▸ What is asked
Please return the material below word for word, starting at its first line and ending with the line that contains "The boost check valve B is at (428, 700).", with that line included.

▸ Material shown

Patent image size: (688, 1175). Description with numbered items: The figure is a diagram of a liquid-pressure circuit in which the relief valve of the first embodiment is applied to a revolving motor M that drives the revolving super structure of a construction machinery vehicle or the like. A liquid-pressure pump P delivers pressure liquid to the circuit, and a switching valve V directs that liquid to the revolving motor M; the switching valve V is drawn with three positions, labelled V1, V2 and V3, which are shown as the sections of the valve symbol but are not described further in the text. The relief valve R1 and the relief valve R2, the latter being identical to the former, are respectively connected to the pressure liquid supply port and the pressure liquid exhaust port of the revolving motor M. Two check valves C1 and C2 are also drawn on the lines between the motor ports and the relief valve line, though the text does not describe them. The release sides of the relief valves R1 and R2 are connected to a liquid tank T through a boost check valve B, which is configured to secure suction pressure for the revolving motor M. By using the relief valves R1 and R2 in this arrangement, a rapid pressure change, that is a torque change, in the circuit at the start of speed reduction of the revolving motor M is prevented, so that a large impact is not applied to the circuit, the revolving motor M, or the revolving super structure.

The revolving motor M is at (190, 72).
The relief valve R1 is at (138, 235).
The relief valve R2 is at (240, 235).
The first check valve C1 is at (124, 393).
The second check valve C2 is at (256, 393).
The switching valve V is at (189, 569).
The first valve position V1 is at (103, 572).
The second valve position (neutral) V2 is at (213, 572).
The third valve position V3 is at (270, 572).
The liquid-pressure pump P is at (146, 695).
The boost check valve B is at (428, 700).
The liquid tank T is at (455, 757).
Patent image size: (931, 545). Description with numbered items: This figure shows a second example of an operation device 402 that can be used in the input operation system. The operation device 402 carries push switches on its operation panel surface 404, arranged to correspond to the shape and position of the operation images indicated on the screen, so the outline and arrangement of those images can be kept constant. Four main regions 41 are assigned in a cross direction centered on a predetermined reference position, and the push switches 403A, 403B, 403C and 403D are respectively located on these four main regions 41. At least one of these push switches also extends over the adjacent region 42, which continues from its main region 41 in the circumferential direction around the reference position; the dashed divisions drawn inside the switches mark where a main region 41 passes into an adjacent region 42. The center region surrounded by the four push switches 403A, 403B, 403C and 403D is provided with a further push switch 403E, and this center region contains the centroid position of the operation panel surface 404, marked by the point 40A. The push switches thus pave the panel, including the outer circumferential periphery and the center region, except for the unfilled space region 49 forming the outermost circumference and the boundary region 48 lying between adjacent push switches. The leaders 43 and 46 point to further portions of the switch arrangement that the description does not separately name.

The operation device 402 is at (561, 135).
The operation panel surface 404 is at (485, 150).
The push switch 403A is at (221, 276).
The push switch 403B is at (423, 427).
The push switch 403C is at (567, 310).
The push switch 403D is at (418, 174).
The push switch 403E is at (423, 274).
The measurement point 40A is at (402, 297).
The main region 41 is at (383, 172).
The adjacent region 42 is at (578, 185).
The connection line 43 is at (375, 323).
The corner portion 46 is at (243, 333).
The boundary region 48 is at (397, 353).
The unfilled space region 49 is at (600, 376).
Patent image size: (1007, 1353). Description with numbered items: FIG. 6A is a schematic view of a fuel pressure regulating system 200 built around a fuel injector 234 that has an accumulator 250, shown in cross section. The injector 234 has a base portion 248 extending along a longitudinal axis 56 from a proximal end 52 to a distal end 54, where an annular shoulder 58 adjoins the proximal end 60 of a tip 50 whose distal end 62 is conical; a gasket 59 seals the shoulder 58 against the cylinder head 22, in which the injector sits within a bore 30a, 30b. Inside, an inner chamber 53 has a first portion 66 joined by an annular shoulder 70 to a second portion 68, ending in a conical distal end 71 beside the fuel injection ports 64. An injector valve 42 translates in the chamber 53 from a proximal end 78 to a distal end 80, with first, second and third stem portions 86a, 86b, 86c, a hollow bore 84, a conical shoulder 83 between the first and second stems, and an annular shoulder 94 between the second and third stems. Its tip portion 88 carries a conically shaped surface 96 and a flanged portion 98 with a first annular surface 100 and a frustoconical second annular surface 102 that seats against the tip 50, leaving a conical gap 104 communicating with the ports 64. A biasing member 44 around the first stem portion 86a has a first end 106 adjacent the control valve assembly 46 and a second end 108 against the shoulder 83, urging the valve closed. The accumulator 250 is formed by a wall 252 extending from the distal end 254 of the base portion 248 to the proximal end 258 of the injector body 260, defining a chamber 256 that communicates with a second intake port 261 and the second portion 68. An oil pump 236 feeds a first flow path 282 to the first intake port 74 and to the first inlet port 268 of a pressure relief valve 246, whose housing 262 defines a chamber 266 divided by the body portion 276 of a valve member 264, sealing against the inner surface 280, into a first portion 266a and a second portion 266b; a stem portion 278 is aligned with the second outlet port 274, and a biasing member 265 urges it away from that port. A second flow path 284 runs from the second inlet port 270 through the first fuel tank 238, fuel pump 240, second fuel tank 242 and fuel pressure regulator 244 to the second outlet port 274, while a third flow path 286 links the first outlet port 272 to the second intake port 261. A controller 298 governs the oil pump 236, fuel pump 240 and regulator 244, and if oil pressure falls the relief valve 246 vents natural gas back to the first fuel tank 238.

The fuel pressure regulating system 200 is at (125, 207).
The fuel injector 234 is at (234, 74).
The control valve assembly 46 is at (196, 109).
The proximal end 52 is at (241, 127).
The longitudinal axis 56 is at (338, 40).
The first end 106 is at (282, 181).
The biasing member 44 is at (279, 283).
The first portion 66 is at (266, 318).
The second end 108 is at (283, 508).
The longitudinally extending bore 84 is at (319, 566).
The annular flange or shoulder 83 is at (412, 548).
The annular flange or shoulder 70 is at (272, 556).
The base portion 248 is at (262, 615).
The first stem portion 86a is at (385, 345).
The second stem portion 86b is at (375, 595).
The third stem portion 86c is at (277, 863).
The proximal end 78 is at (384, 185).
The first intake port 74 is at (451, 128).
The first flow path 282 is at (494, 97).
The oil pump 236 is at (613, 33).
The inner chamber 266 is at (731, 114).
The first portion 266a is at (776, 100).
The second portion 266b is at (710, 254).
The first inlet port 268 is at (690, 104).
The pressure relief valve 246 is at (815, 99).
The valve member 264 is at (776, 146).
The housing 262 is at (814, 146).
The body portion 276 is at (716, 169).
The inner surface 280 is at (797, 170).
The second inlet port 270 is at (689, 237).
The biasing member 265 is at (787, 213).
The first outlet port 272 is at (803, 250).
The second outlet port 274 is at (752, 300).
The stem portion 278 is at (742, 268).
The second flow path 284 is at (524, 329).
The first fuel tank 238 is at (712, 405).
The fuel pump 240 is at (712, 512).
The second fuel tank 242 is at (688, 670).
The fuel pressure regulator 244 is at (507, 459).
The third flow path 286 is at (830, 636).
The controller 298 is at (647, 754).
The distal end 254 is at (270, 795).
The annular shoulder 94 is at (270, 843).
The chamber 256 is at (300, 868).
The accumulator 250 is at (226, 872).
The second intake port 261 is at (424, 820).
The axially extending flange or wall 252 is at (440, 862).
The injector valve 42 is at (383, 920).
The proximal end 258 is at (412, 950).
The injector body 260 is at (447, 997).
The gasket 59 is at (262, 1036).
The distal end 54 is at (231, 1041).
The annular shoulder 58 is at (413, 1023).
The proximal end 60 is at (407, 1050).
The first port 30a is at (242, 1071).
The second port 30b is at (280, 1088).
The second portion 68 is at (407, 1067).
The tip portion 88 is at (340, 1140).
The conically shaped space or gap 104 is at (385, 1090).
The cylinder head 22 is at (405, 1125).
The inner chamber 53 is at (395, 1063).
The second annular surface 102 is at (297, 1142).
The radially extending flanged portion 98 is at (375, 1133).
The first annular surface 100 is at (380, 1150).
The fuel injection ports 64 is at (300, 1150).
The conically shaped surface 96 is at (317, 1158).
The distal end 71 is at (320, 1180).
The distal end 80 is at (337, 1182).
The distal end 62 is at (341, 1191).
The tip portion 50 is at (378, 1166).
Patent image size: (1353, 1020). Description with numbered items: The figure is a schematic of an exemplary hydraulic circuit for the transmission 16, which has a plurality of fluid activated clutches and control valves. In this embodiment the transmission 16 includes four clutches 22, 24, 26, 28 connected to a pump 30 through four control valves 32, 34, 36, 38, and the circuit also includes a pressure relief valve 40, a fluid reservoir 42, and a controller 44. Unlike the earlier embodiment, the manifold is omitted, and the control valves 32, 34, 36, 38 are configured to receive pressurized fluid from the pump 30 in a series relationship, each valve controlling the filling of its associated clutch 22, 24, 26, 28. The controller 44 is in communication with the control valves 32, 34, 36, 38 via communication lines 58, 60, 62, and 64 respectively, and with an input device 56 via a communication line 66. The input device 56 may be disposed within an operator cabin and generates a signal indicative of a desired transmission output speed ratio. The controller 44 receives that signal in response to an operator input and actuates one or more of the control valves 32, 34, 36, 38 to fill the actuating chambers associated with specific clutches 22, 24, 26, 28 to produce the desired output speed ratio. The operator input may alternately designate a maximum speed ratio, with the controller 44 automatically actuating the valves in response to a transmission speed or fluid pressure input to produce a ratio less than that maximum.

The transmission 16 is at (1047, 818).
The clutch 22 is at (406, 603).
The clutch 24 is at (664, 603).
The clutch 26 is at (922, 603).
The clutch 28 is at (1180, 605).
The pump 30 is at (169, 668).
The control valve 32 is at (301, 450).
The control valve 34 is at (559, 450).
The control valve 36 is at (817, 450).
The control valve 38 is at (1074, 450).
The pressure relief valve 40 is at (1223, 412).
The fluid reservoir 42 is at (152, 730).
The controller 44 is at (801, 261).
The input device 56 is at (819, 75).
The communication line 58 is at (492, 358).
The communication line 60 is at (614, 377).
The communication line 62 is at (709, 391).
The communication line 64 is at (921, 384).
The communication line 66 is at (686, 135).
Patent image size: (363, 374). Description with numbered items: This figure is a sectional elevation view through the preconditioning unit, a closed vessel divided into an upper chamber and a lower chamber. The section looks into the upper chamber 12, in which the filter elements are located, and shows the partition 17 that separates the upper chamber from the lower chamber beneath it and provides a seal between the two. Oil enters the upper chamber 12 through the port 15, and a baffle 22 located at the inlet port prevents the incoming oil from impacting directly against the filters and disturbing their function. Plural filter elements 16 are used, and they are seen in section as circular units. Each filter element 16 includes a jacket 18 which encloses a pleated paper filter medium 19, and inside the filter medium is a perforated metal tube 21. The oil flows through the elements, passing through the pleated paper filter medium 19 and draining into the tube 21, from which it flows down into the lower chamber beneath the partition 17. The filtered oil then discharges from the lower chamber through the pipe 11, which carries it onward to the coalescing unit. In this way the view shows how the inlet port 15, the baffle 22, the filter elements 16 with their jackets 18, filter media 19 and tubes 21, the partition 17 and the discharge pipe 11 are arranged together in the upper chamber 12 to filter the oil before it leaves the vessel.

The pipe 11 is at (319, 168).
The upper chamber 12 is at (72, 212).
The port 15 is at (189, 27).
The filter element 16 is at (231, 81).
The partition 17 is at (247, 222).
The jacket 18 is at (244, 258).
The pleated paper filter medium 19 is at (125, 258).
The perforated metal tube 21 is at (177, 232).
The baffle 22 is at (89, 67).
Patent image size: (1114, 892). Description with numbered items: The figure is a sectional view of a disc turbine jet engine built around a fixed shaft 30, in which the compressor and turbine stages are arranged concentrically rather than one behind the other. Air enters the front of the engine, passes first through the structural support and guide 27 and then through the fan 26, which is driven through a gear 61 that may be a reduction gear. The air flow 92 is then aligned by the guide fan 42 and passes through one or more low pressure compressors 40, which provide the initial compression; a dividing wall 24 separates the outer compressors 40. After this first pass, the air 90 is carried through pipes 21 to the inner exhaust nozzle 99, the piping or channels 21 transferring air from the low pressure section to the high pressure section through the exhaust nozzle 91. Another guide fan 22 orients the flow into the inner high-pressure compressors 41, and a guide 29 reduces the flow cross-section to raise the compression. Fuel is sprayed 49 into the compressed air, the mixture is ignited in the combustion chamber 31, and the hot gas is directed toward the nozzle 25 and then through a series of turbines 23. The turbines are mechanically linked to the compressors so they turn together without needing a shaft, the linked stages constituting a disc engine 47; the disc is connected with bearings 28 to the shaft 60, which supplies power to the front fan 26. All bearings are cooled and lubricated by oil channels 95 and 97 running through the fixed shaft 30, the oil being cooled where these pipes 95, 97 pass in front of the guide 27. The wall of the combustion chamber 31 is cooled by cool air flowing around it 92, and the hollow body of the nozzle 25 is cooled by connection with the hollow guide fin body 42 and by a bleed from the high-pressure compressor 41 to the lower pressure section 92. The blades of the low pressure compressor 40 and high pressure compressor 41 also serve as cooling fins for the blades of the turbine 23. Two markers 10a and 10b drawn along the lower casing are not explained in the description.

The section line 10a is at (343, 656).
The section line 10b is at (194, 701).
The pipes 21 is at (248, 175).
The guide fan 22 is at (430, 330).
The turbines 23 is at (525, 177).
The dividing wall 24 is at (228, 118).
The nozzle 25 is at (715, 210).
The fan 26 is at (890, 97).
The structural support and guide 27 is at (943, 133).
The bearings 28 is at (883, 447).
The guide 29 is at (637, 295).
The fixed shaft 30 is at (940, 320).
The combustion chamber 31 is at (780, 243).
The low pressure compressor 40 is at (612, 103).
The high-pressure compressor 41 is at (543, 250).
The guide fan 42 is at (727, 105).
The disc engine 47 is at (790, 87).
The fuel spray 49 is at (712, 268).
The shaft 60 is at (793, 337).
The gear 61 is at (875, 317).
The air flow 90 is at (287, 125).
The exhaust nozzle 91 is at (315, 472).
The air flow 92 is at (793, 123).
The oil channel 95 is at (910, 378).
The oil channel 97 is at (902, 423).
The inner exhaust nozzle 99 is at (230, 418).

▸ Solution to this problem
Patent image size: (688, 1175). Description with numbered items: The figure is a diagram of a liquid-pressure circuit in which the relief valve of the first embodiment is applied to a revolving motor M that drives the revolving super structure of a construction machinery vehicle or the like. A liquid-pressure pump P delivers pressure liquid to the circuit, and a switching valve V directs that liquid to the revolving motor M; the switching valve V is drawn with three positions, labelled V1, V2 and V3, which are shown as the sections of the valve symbol but are not described further in the text. The relief valve R1 and the relief valve R2, the latter being identical to the former, are respectively connected to the pressure liquid supply port and the pressure liquid exhaust port of the revolving motor M. Two check valves C1 and C2 are also drawn on the lines between the motor ports and the relief valve line, though the text does not describe them. The release sides of the relief valves R1 and R2 are connected to a liquid tank T through a boost check valve B, which is configured to secure suction pressure for the revolving motor M. By using the relief valves R1 and R2 in this arrangement, a rapid pressure change, that is a torque change, in the circuit at the start of speed reduction of the revolving motor M is prevented, so that a large impact is not applied to the circuit, the revolving motor M, or the revolving super structure.

The revolving motor M is at (190, 72).
The relief valve R1 is at (138, 235).
The relief valve R2 is at (240, 235).
The first check valve C1 is at (124, 393).
The second check valve C2 is at (256, 393).
The switching valve V is at (189, 569).
The first valve position V1 is at (103, 572).
The second valve position (neutral) V2 is at (213, 572).
The third valve position V3 is at (270, 572).
The liquid-pressure pump P is at (146, 695).
The boost check valve B is at (428, 700).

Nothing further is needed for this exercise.